*Task description*: Gather all lines from the material that contain the word "type".

## BEGIN Dataset content

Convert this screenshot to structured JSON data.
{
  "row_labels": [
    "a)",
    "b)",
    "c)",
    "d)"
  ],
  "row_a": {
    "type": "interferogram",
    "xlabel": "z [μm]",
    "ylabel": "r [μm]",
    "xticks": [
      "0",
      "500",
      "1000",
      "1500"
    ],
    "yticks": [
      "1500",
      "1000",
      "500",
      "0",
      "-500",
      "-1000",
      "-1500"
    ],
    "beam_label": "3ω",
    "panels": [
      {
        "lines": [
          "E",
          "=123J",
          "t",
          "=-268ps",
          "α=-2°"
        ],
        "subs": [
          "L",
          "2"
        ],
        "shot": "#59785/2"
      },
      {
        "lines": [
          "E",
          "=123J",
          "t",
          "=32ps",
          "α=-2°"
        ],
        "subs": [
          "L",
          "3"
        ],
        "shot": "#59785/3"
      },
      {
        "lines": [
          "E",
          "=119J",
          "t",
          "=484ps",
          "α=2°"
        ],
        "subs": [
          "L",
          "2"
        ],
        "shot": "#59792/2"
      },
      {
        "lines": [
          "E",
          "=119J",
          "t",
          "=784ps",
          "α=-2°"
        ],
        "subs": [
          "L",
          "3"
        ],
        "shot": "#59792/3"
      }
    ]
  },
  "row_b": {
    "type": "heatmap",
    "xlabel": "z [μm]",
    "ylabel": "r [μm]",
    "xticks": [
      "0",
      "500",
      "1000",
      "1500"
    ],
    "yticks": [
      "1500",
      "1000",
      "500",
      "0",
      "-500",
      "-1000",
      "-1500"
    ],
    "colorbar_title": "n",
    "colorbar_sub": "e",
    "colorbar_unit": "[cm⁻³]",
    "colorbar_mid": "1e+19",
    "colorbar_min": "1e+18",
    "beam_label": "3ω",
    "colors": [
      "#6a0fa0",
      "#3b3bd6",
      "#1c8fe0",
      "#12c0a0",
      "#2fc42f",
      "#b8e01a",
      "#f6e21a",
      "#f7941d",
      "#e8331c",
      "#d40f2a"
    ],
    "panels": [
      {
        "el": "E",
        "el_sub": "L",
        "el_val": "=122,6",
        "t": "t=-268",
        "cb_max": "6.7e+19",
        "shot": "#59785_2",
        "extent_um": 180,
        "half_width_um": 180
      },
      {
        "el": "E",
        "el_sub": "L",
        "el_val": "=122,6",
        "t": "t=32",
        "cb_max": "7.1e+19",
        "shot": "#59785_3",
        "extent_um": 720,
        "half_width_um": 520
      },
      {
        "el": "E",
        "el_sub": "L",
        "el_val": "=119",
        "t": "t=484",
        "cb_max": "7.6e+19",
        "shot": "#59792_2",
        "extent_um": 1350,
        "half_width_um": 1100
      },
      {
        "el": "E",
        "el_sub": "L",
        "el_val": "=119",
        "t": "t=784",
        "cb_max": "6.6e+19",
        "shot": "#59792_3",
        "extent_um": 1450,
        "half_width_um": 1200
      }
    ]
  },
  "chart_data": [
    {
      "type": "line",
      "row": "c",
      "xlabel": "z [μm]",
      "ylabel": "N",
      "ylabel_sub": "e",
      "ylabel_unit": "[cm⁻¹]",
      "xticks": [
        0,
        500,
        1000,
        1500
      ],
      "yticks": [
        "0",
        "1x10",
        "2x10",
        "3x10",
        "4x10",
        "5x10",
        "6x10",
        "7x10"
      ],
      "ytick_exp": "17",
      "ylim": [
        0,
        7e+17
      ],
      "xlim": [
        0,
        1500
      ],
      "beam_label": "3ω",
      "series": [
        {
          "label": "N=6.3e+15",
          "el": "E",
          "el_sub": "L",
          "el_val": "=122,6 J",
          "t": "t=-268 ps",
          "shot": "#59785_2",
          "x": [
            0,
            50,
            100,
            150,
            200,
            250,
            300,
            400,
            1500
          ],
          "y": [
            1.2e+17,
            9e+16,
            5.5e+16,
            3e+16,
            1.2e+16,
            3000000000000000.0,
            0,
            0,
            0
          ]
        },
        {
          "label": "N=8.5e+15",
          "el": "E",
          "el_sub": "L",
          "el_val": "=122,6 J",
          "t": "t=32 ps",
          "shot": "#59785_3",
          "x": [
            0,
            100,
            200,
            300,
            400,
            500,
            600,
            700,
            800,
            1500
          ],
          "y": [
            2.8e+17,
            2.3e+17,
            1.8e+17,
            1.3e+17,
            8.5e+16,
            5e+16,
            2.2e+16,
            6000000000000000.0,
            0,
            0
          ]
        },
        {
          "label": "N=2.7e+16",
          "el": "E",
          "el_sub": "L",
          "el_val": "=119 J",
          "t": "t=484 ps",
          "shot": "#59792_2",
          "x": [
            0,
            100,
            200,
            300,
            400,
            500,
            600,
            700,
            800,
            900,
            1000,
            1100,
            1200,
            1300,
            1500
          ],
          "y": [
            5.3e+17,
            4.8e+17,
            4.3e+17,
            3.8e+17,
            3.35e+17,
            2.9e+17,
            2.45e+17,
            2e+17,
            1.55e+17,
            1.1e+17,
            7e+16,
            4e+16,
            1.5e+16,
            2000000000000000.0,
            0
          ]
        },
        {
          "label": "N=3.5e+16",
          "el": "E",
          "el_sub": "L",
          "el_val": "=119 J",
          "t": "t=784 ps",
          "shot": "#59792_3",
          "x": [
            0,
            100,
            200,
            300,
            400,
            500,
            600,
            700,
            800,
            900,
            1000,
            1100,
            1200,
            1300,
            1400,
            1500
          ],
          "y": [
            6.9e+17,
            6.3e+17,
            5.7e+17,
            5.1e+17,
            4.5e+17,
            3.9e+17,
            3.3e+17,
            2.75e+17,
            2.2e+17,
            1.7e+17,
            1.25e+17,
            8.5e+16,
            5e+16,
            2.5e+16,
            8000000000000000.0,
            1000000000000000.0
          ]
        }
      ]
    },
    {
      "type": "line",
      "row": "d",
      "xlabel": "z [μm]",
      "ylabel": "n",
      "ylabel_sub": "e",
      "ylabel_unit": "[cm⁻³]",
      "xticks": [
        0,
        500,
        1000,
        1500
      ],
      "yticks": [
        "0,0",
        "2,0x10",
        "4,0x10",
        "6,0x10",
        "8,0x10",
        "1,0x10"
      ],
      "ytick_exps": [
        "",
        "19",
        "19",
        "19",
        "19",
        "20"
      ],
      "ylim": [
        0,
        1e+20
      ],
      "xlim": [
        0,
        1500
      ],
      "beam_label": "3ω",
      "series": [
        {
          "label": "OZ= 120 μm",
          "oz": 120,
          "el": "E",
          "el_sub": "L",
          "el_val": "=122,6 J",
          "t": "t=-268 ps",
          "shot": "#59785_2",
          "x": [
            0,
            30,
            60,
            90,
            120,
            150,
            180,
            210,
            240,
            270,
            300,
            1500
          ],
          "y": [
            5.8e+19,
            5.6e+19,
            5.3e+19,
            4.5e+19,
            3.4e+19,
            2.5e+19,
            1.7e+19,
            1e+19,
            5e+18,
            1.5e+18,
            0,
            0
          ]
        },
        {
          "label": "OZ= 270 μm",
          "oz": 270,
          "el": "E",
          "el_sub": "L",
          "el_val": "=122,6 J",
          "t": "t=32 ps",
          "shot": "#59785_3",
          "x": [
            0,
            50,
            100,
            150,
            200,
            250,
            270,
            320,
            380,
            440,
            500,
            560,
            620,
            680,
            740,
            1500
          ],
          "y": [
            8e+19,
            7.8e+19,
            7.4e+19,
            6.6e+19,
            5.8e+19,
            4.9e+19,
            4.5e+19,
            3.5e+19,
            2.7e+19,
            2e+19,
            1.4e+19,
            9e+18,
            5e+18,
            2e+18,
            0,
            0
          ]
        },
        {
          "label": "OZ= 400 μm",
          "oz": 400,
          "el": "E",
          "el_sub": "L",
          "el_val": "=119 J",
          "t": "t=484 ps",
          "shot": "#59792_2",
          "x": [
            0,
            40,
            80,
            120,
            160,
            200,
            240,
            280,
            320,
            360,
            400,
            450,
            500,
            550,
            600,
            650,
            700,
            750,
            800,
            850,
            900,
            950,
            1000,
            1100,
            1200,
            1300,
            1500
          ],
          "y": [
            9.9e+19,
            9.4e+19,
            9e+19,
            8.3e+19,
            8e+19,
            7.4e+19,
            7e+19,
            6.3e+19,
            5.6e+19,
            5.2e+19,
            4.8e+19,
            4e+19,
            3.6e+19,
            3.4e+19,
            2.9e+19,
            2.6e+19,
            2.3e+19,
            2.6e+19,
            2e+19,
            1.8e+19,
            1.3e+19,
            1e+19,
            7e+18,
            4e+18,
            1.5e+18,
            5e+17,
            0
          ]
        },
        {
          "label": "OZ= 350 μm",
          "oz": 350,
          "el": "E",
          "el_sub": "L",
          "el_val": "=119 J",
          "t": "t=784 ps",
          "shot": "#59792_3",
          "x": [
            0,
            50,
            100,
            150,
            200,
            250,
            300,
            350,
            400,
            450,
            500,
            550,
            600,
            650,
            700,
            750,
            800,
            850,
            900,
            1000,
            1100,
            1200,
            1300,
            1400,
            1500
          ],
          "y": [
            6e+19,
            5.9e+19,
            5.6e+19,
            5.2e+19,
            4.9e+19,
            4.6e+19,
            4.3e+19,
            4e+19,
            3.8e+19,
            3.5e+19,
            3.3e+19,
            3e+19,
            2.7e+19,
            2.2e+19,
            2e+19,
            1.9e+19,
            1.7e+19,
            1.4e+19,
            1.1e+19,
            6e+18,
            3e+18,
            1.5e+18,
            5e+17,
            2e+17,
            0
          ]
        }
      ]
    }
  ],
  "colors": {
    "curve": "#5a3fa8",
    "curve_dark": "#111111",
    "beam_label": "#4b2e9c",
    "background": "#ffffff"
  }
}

## END Dataset content

*Final result*:
    "type": "interferogram",
    "type": "heatmap",
      "type": "line",
      "type": "line",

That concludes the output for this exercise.